[TASK INSTRUCTIONS]: Scan the records and identify every line in which the string "xlabel" occurs, then return those lines.

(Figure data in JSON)
·····
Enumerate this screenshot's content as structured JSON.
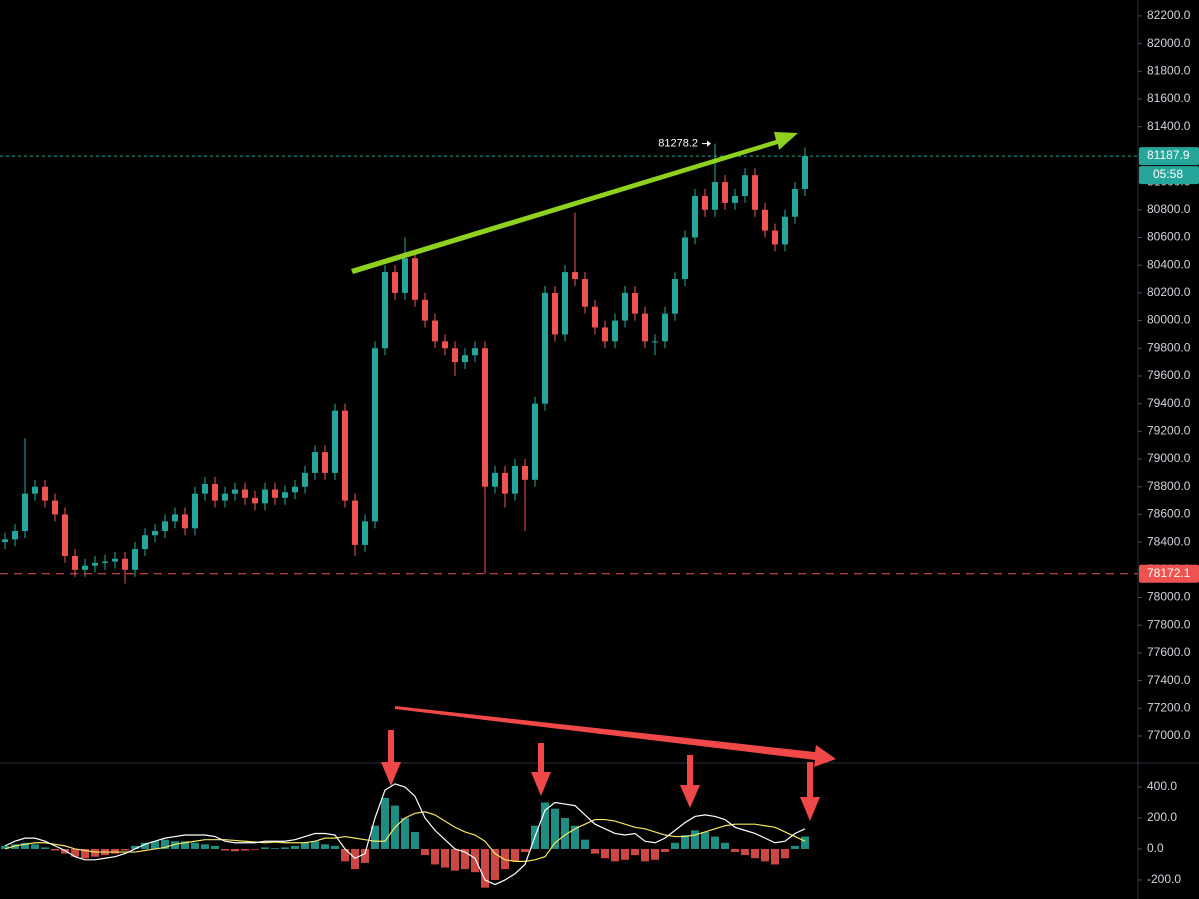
{
  "chart_data": [
    {
      "type": "candlestick",
      "up_color": "#26a69a",
      "down_color": "#ef5350",
      "open": [
        78400,
        78420,
        78480,
        78750,
        78800,
        78700,
        78600,
        78300,
        78200,
        78230,
        78250,
        78260,
        78280,
        78200,
        78350,
        78450,
        78480,
        78550,
        78600,
        78500,
        78750,
        78820,
        78700,
        78750,
        78780,
        78720,
        78680,
        78780,
        78720,
        78760,
        78800,
        78900,
        79050,
        78900,
        79350,
        78700,
        78380,
        78550,
        79800,
        80350,
        80200,
        80450,
        80150,
        80000,
        79850,
        79800,
        79700,
        79750,
        79800,
        78800,
        78900,
        78750,
        78950,
        78850,
        79400,
        80200,
        79900,
        80350,
        80300,
        80100,
        79950,
        79850,
        80000,
        80200,
        80050,
        79850,
        79850,
        80050,
        80300,
        80600,
        80900,
        80800,
        81000,
        80850,
        80900,
        81050,
        80800,
        80650,
        80550,
        80750,
        80950
      ],
      "high": [
        78470,
        78530,
        79150,
        78850,
        78850,
        78750,
        78650,
        78350,
        78280,
        78300,
        78310,
        78330,
        78330,
        78400,
        78500,
        78530,
        78600,
        78650,
        78650,
        78800,
        78870,
        78870,
        78800,
        78830,
        78830,
        78770,
        78830,
        78830,
        78810,
        78850,
        78950,
        79100,
        79100,
        79400,
        79400,
        78750,
        78600,
        79850,
        80400,
        80400,
        80600,
        80500,
        80200,
        80050,
        79900,
        79850,
        79800,
        79850,
        79850,
        78950,
        78950,
        79000,
        79000,
        79450,
        80250,
        80250,
        80400,
        80780,
        80350,
        80150,
        80000,
        80050,
        80250,
        80250,
        80100,
        79900,
        80100,
        80350,
        80650,
        80950,
        80950,
        81278.2,
        81050,
        80950,
        81100,
        81100,
        80850,
        80700,
        80800,
        81000,
        81250
      ],
      "low": [
        78350,
        78370,
        78430,
        78700,
        78650,
        78550,
        78250,
        78150,
        78150,
        78180,
        78200,
        78210,
        78100,
        78150,
        78300,
        78400,
        78430,
        78500,
        78450,
        78450,
        78700,
        78650,
        78650,
        78700,
        78670,
        78630,
        78630,
        78670,
        78670,
        78710,
        78750,
        78850,
        78850,
        78850,
        78650,
        78300,
        78330,
        78500,
        79750,
        80150,
        80150,
        80100,
        79950,
        79800,
        79750,
        79600,
        79650,
        79700,
        78172.1,
        78750,
        78650,
        78700,
        78480,
        78800,
        79350,
        79850,
        79850,
        80250,
        80050,
        79900,
        79800,
        79800,
        79950,
        80000,
        79800,
        79750,
        79800,
        80000,
        80250,
        80550,
        80750,
        80750,
        80800,
        80800,
        80850,
        80750,
        80600,
        80500,
        80500,
        80700,
        80900
      ],
      "close": [
        78420,
        78480,
        78750,
        78800,
        78700,
        78600,
        78300,
        78200,
        78230,
        78250,
        78260,
        78280,
        78200,
        78350,
        78450,
        78480,
        78550,
        78600,
        78500,
        78750,
        78820,
        78700,
        78750,
        78780,
        78720,
        78680,
        78780,
        78720,
        78760,
        78800,
        78900,
        79050,
        78900,
        79350,
        78700,
        78380,
        78550,
        79800,
        80350,
        80200,
        80450,
        80150,
        80000,
        79850,
        79800,
        79700,
        79750,
        79800,
        78800,
        78900,
        78750,
        78950,
        78850,
        79400,
        80200,
        79900,
        80350,
        80300,
        80100,
        79950,
        79850,
        80000,
        80200,
        80050,
        79850,
        79850,
        80050,
        80300,
        80600,
        80900,
        80800,
        81000,
        80850,
        80900,
        81050,
        80800,
        80650,
        80550,
        80750,
        80950,
        81187.9
      ],
      "ylim": [
        76805,
        82315
      ],
      "yticks": [
        {
          "value": 77000,
          "label": "77000.0"
        },
        {
          "value": 77200,
          "label": "77200.0"
        },
        {
          "value": 77400,
          "label": "77400.0"
        },
        {
          "value": 77600,
          "label": "77600.0"
        },
        {
          "value": 77800,
          "label": "77800.0"
        },
        {
          "value": 78000,
          "label": "78000.0"
        },
        {
          "value": 78200,
          "label": "78200.0"
        },
        {
          "value": 78400,
          "label": "78400.0"
        },
        {
          "value": 78600,
          "label": "78600.0"
        },
        {
          "value": 78800,
          "label": "78800.0"
        },
        {
          "value": 79000,
          "label": "79000.0"
        },
        {
          "value": 79200,
          "label": "79200.0"
        },
        {
          "value": 79400,
          "label": "79400.0"
        },
        {
          "value": 79600,
          "label": "79600.0"
        },
        {
          "value": 79800,
          "label": "79800.0"
        },
        {
          "value": 80000,
          "label": "80000.0"
        },
        {
          "value": 80200,
          "label": "80200.0"
        },
        {
          "value": 80400,
          "label": "80400.0"
        },
        {
          "value": 80600,
          "label": "80600.0"
        },
        {
          "value": 80800,
          "label": "80800.0"
        },
        {
          "value": 81000,
          "label": "81000.0"
        },
        {
          "value": 81200,
          "label": "81200.0"
        },
        {
          "value": 81400,
          "label": "81400.0"
        },
        {
          "value": 81600,
          "label": "81600.0"
        },
        {
          "value": 81800,
          "label": "81800.0"
        },
        {
          "value": 82000,
          "label": "82000.0"
        },
        {
          "value": 82200,
          "label": "82200.0"
        }
      ],
      "price_lines": [
        {
          "value": 81187.9,
          "color": "#26a69a"
        },
        {
          "value": 78172.1,
          "color": "#ef5350"
        }
      ],
      "countdown": "05:58",
      "high_marker": 81278.2
    },
    {
      "type": "macd",
      "up_color": "#26a69a",
      "down_color": "#ef5350",
      "histogram": [
        20,
        30,
        40,
        30,
        10,
        -10,
        -30,
        -50,
        -60,
        -50,
        -40,
        -30,
        -10,
        20,
        40,
        50,
        60,
        50,
        50,
        40,
        30,
        20,
        -10,
        -15,
        -10,
        -5,
        10,
        5,
        10,
        20,
        40,
        50,
        30,
        20,
        -80,
        -130,
        -90,
        150,
        330,
        280,
        200,
        110,
        -40,
        -100,
        -120,
        -140,
        -130,
        -150,
        -250,
        -200,
        -130,
        -80,
        -20,
        150,
        300,
        260,
        200,
        150,
        60,
        -30,
        -60,
        -80,
        -70,
        -40,
        -80,
        -70,
        -20,
        40,
        90,
        120,
        110,
        80,
        40,
        -20,
        -40,
        -60,
        -80,
        -100,
        -60,
        20,
        80
      ],
      "macd_line": [
        20,
        50,
        70,
        70,
        50,
        20,
        -10,
        -50,
        -70,
        -70,
        -60,
        -50,
        -30,
        0,
        30,
        50,
        70,
        80,
        90,
        90,
        90,
        80,
        50,
        40,
        40,
        40,
        50,
        50,
        50,
        60,
        80,
        100,
        100,
        90,
        0,
        -60,
        -30,
        200,
        380,
        420,
        400,
        340,
        200,
        120,
        60,
        0,
        -20,
        -60,
        -200,
        -230,
        -200,
        -160,
        -100,
        80,
        250,
        300,
        290,
        280,
        220,
        160,
        130,
        100,
        90,
        100,
        50,
        40,
        70,
        120,
        170,
        210,
        220,
        210,
        190,
        140,
        120,
        100,
        70,
        40,
        50,
        100,
        130
      ],
      "signal_line": [
        0,
        20,
        30,
        40,
        40,
        30,
        20,
        0,
        -10,
        -20,
        -20,
        -20,
        -20,
        -20,
        -10,
        0,
        10,
        30,
        40,
        50,
        60,
        60,
        60,
        55,
        50,
        45,
        40,
        45,
        40,
        40,
        40,
        50,
        70,
        70,
        80,
        70,
        60,
        50,
        50,
        140,
        200,
        230,
        240,
        220,
        180,
        140,
        110,
        90,
        50,
        -30,
        -70,
        -80,
        -80,
        -70,
        -50,
        40,
        90,
        130,
        160,
        190,
        190,
        180,
        160,
        140,
        130,
        110,
        90,
        80,
        80,
        90,
        110,
        130,
        150,
        160,
        160,
        160,
        150,
        140,
        110,
        80,
        50
      ],
      "macd_color": "#ffffff",
      "signal_color": "#f5e663",
      "ylim": [
        -323,
        555
      ],
      "yticks": [
        {
          "value": 400,
          "label": "400.0"
        },
        {
          "value": 200,
          "label": "200.0"
        },
        {
          "value": 0,
          "label": "0.0"
        },
        {
          "value": -200,
          "label": "-200.0"
        }
      ]
    }
  ]
}
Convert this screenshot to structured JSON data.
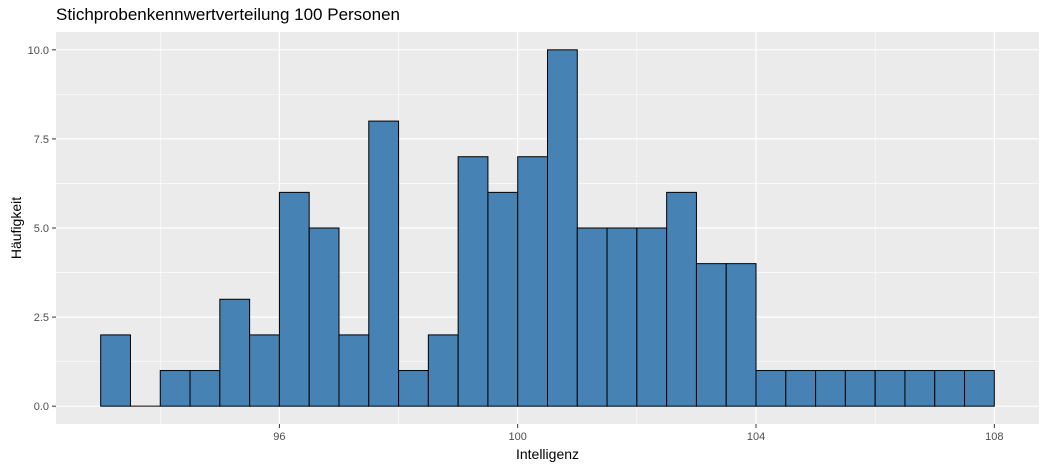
{
  "chart_data": {
    "type": "bar",
    "title": "Stichprobenkennwertverteilung 100 Personen",
    "xlabel": "Intelligenz",
    "ylabel": "Häufigkeit",
    "bin_start": 93.0,
    "bin_width": 0.5,
    "values": [
      2,
      0,
      1,
      1,
      3,
      2,
      6,
      5,
      2,
      8,
      1,
      2,
      7,
      6,
      7,
      10,
      5,
      5,
      5,
      6,
      4,
      4,
      1,
      1,
      1,
      1,
      1,
      1,
      1,
      1
    ],
    "xlim": [
      92.25,
      108.75
    ],
    "ylim": [
      -0.5,
      10.5
    ],
    "x_ticks": [
      96,
      100,
      104,
      108
    ],
    "x_tick_labels": [
      "96",
      "100",
      "104",
      "108"
    ],
    "y_ticks": [
      0,
      2.5,
      5,
      7.5,
      10
    ],
    "y_tick_labels": [
      "0.0",
      "2.5",
      "5.0",
      "7.5",
      "10.0"
    ],
    "grid": true,
    "colors": {
      "fill": "#4682B4",
      "stroke": "#000000",
      "panel": "#EBEBEB",
      "grid": "#FFFFFF"
    }
  }
}
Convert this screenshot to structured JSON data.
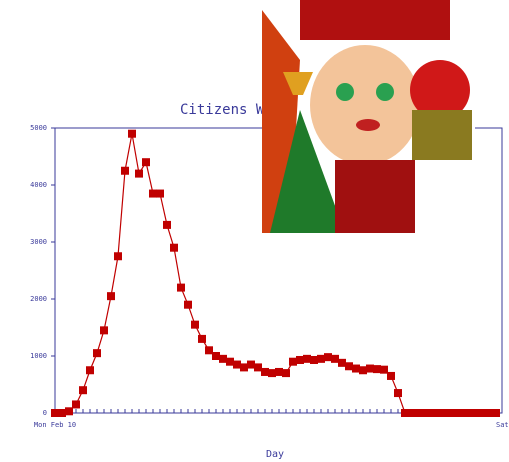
{
  "chart_data": {
    "type": "line",
    "title": "Citizens Wi",
    "x_label": "Day",
    "categories": [
      "Mon Feb 10",
      null,
      null,
      null,
      null,
      null,
      null,
      null,
      null,
      null,
      null,
      null,
      null,
      null,
      null,
      null,
      null,
      null,
      null,
      null,
      null,
      null,
      null,
      null,
      null,
      null,
      null,
      null,
      null,
      null,
      null,
      null,
      null,
      null,
      null,
      null,
      null,
      null,
      null,
      null,
      null,
      null,
      null,
      null,
      null,
      null,
      null,
      null,
      null,
      null,
      null,
      null,
      null,
      null,
      null,
      null,
      null,
      null,
      null,
      null,
      null,
      null,
      null,
      "Sat Ma"
    ],
    "series": [
      {
        "color": "#c00000",
        "values": [
          0,
          0,
          30,
          150,
          400,
          750,
          1050,
          1450,
          2050,
          2750,
          4250,
          4900,
          4200,
          4400,
          3850,
          3850,
          3300,
          2900,
          2200,
          1900,
          1550,
          1300,
          1100,
          1000,
          950,
          900,
          850,
          800,
          850,
          800,
          720,
          700,
          720,
          700,
          900,
          930,
          950,
          930,
          950,
          980,
          950,
          880,
          820,
          780,
          750,
          780,
          770,
          760,
          650,
          350,
          0,
          0,
          0,
          0,
          0,
          0,
          0,
          0,
          0,
          0,
          0,
          0,
          0,
          0
        ]
      }
    ],
    "ylim": [
      0,
      5000
    ],
    "yticks": [
      0,
      1000,
      2000,
      3000,
      4000,
      5000
    ],
    "axis_color": "#3a3a9a"
  }
}
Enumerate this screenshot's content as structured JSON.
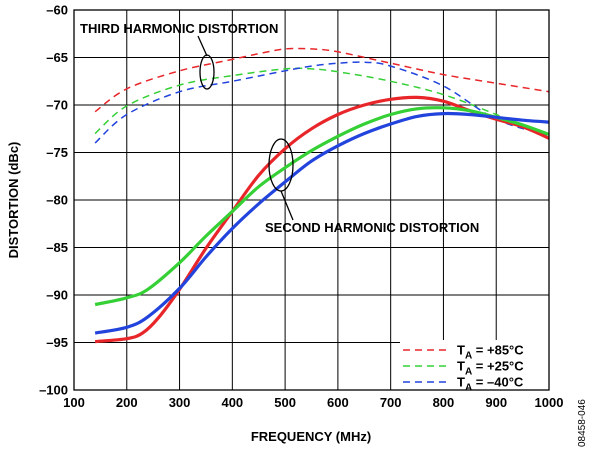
{
  "chart_data": {
    "type": "line",
    "xlabel": "FREQUENCY (MHz)",
    "ylabel": "DISTORTION (dBc)",
    "xlim": [
      100,
      1000
    ],
    "ylim": [
      -100,
      -60
    ],
    "xticks": [
      100,
      200,
      300,
      400,
      500,
      600,
      700,
      800,
      900,
      1000
    ],
    "yticks": [
      -100,
      -95,
      -90,
      -85,
      -80,
      -75,
      -70,
      -65,
      -60
    ],
    "xtick_labels": [
      "100",
      "200",
      "300",
      "400",
      "500",
      "600",
      "700",
      "800",
      "900",
      "1000"
    ],
    "ytick_labels": [
      "–100",
      "–95",
      "–90",
      "–85",
      "–80",
      "–75",
      "–70",
      "–65",
      "–60"
    ],
    "grid": true,
    "legend_position": "bottom-right",
    "annotations": [
      "THIRD HARMONIC DISTORTION",
      "SECOND HARMONIC DISTORTION"
    ],
    "legend": {
      "prefix": "T",
      "subscript": "A",
      "entries": [
        {
          "label": " = +85°C",
          "color": "#e8262a",
          "style": "dashed"
        },
        {
          "label": " = +25°C",
          "color": "#35d035",
          "style": "dashed"
        },
        {
          "label": " = –40°C",
          "color": "#2244dd",
          "style": "dashed"
        }
      ]
    },
    "series": [
      {
        "group": "third",
        "temp": "+85°C",
        "color": "#e8262a",
        "style": "dashed",
        "x": [
          140,
          200,
          300,
          400,
          450,
          500,
          550,
          600,
          700,
          800,
          900,
          1000
        ],
        "y": [
          -70.7,
          -68.3,
          -66.4,
          -65.2,
          -64.6,
          -64.1,
          -64.1,
          -64.4,
          -65.6,
          -66.8,
          -67.7,
          -68.6
        ]
      },
      {
        "group": "third",
        "temp": "+25°C",
        "color": "#35d035",
        "style": "dashed",
        "x": [
          140,
          200,
          300,
          400,
          500,
          550,
          600,
          700,
          800,
          900,
          1000
        ],
        "y": [
          -73.0,
          -70.1,
          -67.9,
          -66.9,
          -66.2,
          -66.2,
          -66.5,
          -67.5,
          -68.9,
          -71.0,
          -73.3
        ]
      },
      {
        "group": "third",
        "temp": "–40°C",
        "color": "#2244dd",
        "style": "dashed",
        "x": [
          140,
          200,
          300,
          400,
          500,
          550,
          600,
          650,
          700,
          800,
          900,
          1000
        ],
        "y": [
          -74.0,
          -71.0,
          -68.6,
          -67.5,
          -66.4,
          -65.9,
          -65.6,
          -65.5,
          -65.9,
          -68.0,
          -71.5,
          -73.2
        ]
      },
      {
        "group": "second",
        "temp": "+85°C",
        "color": "#e8262a",
        "style": "solid",
        "x": [
          140,
          200,
          230,
          260,
          300,
          350,
          400,
          450,
          500,
          550,
          600,
          650,
          700,
          750,
          800,
          850,
          900,
          950,
          1000
        ],
        "y": [
          -94.9,
          -94.6,
          -94.0,
          -92.4,
          -89.4,
          -85.1,
          -81.2,
          -77.4,
          -74.6,
          -72.5,
          -71.0,
          -70.0,
          -69.4,
          -69.2,
          -69.6,
          -70.6,
          -71.5,
          -72.3,
          -73.5
        ]
      },
      {
        "group": "second",
        "temp": "+25°C",
        "color": "#35d035",
        "style": "solid",
        "x": [
          140,
          200,
          240,
          300,
          350,
          400,
          450,
          500,
          550,
          600,
          650,
          700,
          750,
          800,
          850,
          900,
          950,
          1000
        ],
        "y": [
          -91.0,
          -90.3,
          -89.4,
          -86.6,
          -83.8,
          -81.2,
          -78.6,
          -76.6,
          -74.8,
          -73.3,
          -72.0,
          -71.0,
          -70.4,
          -70.3,
          -70.6,
          -71.3,
          -72.1,
          -73.1
        ]
      },
      {
        "group": "second",
        "temp": "–40°C",
        "color": "#2244dd",
        "style": "solid",
        "x": [
          140,
          200,
          240,
          300,
          350,
          400,
          450,
          500,
          550,
          600,
          650,
          700,
          750,
          800,
          850,
          900,
          950,
          1000
        ],
        "y": [
          -94.0,
          -93.4,
          -92.3,
          -89.3,
          -86.0,
          -83.0,
          -80.4,
          -78.1,
          -75.9,
          -74.3,
          -73.0,
          -72.0,
          -71.2,
          -70.9,
          -71.0,
          -71.3,
          -71.6,
          -71.8
        ]
      }
    ]
  },
  "figure_id": "08458-046"
}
·····
[RESULT OF THIS TASK]:
    "xlabel": "Intelligenz",
    "xlabel": "FREQUENCY (MHz)",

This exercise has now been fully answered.